▶ [TASK DETAILS]:
Reproduce each of the entries below word for word.

Annotated element listings
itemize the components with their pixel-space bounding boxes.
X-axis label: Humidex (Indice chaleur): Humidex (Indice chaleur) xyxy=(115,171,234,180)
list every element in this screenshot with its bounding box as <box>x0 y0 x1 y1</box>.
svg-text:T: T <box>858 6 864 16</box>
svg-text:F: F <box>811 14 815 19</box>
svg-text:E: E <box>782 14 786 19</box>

▶ [EXERCISE SOLUTION]:
itemize the components with their pixel-space bounding boxes.
X-axis label: Humidex (Indice chaleur): Humidex (Indice chaleur) xyxy=(115,171,234,180)
list every element in this screenshot with its bounding box as <box>x0 y0 x1 y1</box>.
svg-text:T: T <box>858 6 864 16</box>
svg-text:F: F <box>811 14 815 19</box>
svg-text:E: E <box>782 14 786 19</box>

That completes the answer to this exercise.